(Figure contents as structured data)

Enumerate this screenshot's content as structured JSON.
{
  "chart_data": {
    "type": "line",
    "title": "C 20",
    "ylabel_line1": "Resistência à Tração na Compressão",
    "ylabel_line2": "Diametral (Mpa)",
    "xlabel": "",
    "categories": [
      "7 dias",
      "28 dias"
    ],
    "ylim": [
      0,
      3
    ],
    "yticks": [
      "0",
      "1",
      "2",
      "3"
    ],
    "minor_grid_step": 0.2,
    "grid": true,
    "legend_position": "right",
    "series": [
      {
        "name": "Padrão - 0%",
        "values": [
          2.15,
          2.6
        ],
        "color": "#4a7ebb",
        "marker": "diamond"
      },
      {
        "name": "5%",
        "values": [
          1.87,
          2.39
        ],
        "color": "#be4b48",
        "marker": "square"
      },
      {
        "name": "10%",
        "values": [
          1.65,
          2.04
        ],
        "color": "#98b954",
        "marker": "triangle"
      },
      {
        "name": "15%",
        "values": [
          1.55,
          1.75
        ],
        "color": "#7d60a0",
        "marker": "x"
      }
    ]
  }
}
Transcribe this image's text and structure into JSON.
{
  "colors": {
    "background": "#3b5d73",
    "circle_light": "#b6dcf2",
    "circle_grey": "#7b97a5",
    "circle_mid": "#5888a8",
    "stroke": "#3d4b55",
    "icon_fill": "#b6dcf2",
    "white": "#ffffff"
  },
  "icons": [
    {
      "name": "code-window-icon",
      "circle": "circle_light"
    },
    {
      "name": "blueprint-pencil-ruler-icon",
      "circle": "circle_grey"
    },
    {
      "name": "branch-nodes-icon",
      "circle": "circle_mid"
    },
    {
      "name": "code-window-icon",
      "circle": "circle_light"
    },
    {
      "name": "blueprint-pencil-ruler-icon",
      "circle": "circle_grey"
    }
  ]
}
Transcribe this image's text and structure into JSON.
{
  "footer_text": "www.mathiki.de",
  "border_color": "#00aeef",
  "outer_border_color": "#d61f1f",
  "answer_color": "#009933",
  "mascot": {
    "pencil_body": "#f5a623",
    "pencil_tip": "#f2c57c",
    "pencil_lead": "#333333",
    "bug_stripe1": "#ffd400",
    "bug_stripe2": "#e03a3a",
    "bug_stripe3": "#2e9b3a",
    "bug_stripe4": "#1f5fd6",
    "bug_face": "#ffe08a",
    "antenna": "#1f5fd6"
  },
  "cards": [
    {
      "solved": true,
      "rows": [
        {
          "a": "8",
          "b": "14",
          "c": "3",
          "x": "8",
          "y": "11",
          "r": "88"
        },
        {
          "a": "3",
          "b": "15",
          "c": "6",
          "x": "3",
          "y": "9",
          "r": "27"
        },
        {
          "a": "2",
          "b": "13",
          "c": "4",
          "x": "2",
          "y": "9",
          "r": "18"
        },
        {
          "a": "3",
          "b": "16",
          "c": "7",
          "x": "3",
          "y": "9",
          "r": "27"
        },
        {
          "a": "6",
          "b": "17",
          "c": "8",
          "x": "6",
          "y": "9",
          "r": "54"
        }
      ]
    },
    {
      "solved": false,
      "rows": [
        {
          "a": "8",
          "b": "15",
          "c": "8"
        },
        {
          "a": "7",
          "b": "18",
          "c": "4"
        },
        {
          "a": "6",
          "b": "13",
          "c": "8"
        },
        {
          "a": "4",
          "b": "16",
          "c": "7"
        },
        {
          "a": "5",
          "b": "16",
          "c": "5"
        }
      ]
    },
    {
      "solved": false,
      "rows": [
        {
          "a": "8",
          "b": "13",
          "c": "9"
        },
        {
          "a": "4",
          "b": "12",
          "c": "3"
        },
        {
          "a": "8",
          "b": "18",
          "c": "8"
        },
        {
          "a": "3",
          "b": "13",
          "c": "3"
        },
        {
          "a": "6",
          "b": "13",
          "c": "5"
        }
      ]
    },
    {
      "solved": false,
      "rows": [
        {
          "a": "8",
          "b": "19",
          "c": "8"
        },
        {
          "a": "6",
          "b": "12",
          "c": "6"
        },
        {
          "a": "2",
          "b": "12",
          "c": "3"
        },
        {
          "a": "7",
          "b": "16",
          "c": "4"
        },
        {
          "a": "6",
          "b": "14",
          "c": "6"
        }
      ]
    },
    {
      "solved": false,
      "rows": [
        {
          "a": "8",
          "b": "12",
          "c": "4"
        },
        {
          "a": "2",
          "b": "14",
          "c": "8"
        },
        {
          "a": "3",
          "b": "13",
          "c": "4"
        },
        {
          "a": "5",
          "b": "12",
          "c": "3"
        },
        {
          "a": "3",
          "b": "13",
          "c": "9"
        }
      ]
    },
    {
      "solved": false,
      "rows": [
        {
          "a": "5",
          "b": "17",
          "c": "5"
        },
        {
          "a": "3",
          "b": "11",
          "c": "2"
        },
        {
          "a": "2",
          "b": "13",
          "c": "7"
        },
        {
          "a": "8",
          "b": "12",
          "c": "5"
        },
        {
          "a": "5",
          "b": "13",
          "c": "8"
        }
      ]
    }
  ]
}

**What the task requires**. Could you transcribe the records in full, exactly?

**Problem solution**.
Enumerate this screenshot's content as structured JSON.
{
  "chart_data": {
    "type": "line",
    "title": "C 20",
    "ylabel_line1": "Resistência à Tração na Compressão",
    "ylabel_line2": "Diametral (Mpa)",
    "xlabel": "",
    "categories": [
      "7 dias",
      "28 dias"
    ],
    "ylim": [
      0,
      3
    ],
    "yticks": [
      "0",
      "1",
      "2",
      "3"
    ],
    "minor_grid_step": 0.2,
    "grid": true,
    "legend_position": "right",
    "series": [
      {
        "name": "Padrão - 0%",
        "values": [
          2.15,
          2.6
        ],
        "color": "#4a7ebb",
        "marker": "diamond"
      },
      {
        "name": "5%",
        "values": [
          1.87,
          2.39
        ],
        "color": "#be4b48",
        "marker": "square"
      },
      {
        "name": "10%",
        "values": [
          1.65,
          2.04
        ],
        "color": "#98b954",
        "marker": "triangle"
      },
      {
        "name": "15%",
        "values": [
          1.55,
          1.75
        ],
        "color": "#7d60a0",
        "marker": "x"
      }
    ]
  }
}
Transcribe this image's text and structure into JSON.
{
  "colors": {
    "background": "#3b5d73",
    "circle_light": "#b6dcf2",
    "circle_grey": "#7b97a5",
    "circle_mid": "#5888a8",
    "stroke": "#3d4b55",
    "icon_fill": "#b6dcf2",
    "white": "#ffffff"
  },
  "icons": [
    {
      "name": "code-window-icon",
      "circle": "circle_light"
    },
    {
      "name": "blueprint-pencil-ruler-icon",
      "circle": "circle_grey"
    },
    {
      "name": "branch-nodes-icon",
      "circle": "circle_mid"
    },
    {
      "name": "code-window-icon",
      "circle": "circle_light"
    },
    {
      "name": "blueprint-pencil-ruler-icon",
      "circle": "circle_grey"
    }
  ]
}
Transcribe this image's text and structure into JSON.
{
  "footer_text": "www.mathiki.de",
  "border_color": "#00aeef",
  "outer_border_color": "#d61f1f",
  "answer_color": "#009933",
  "mascot": {
    "pencil_body": "#f5a623",
    "pencil_tip": "#f2c57c",
    "pencil_lead": "#333333",
    "bug_stripe1": "#ffd400",
    "bug_stripe2": "#e03a3a",
    "bug_stripe3": "#2e9b3a",
    "bug_stripe4": "#1f5fd6",
    "bug_face": "#ffe08a",
    "antenna": "#1f5fd6"
  },
  "cards": [
    {
      "solved": true,
      "rows": [
        {
          "a": "8",
          "b": "14",
          "c": "3",
          "x": "8",
          "y": "11",
          "r": "88"
        },
        {
          "a": "3",
          "b": "15",
          "c": "6",
          "x": "3",
          "y": "9",
          "r": "27"
        },
        {
          "a": "2",
          "b": "13",
          "c": "4",
          "x": "2",
          "y": "9",
          "r": "18"
        },
        {
          "a": "3",
          "b": "16",
          "c": "7",
          "x": "3",
          "y": "9",
          "r": "27"
        },
        {
          "a": "6",
          "b": "17",
          "c": "8",
          "x": "6",
          "y": "9",
          "r": "54"
        }
      ]
    },
    {
      "solved": false,
      "rows": [
        {
          "a": "8",
          "b": "15",
          "c": "8"
        },
        {
          "a": "7",
          "b": "18",
          "c": "4"
        },
        {
          "a": "6",
          "b": "13",
          "c": "8"
        },
        {
          "a": "4",
          "b": "16",
          "c": "7"
        },
        {
          "a": "5",
          "b": "16",
          "c": "5"
        }
      ]
    },
    {
      "solved": false,
      "rows": [
        {
          "a": "8",
          "b": "13",
          "c": "9"
        },
        {
          "a": "4",
          "b": "12",
          "c": "3"
        },
        {
          "a": "8",
          "b": "18",
          "c": "8"
        },
        {
          "a": "3",
          "b": "13",
          "c": "3"
        },
        {
          "a": "6",
          "b": "13",
          "c": "5"
        }
      ]
    },
    {
      "solved": false,
      "rows": [
        {
          "a": "8",
          "b": "19",
          "c": "8"
        },
        {
          "a": "6",
          "b": "12",
          "c": "6"
        },
        {
          "a": "2",
          "b": "12",
          "c": "3"
        },
        {
          "a": "7",
          "b": "16",
          "c": "4"
        },
        {
          "a": "6",
          "b": "14",
          "c": "6"
        }
      ]
    },
    {
      "solved": false,
      "rows": [
        {
          "a": "8",
          "b": "12",
          "c": "4"
        },
        {
          "a": "2",
          "b": "14",
          "c": "8"
        },
        {
          "a": "3",
          "b": "13",
          "c": "4"
        },
        {
          "a": "5",
          "b": "12",
          "c": "3"
        },
        {
          "a": "3",
          "b": "13",
          "c": "9"
        }
      ]
    },
    {
      "solved": false,
      "rows": [
        {
          "a": "5",
          "b": "17",
          "c": "5"
        },
        {
          "a": "3",
          "b": "11",
          "c": "2"
        },
        {
          "a": "2",
          "b": "13",
          "c": "7"
        },
        {
          "a": "8",
          "b": "12",
          "c": "5"
        },
        {
          "a": "5",
          "b": "13",
          "c": "8"
        }
      ]
    }
  ]
}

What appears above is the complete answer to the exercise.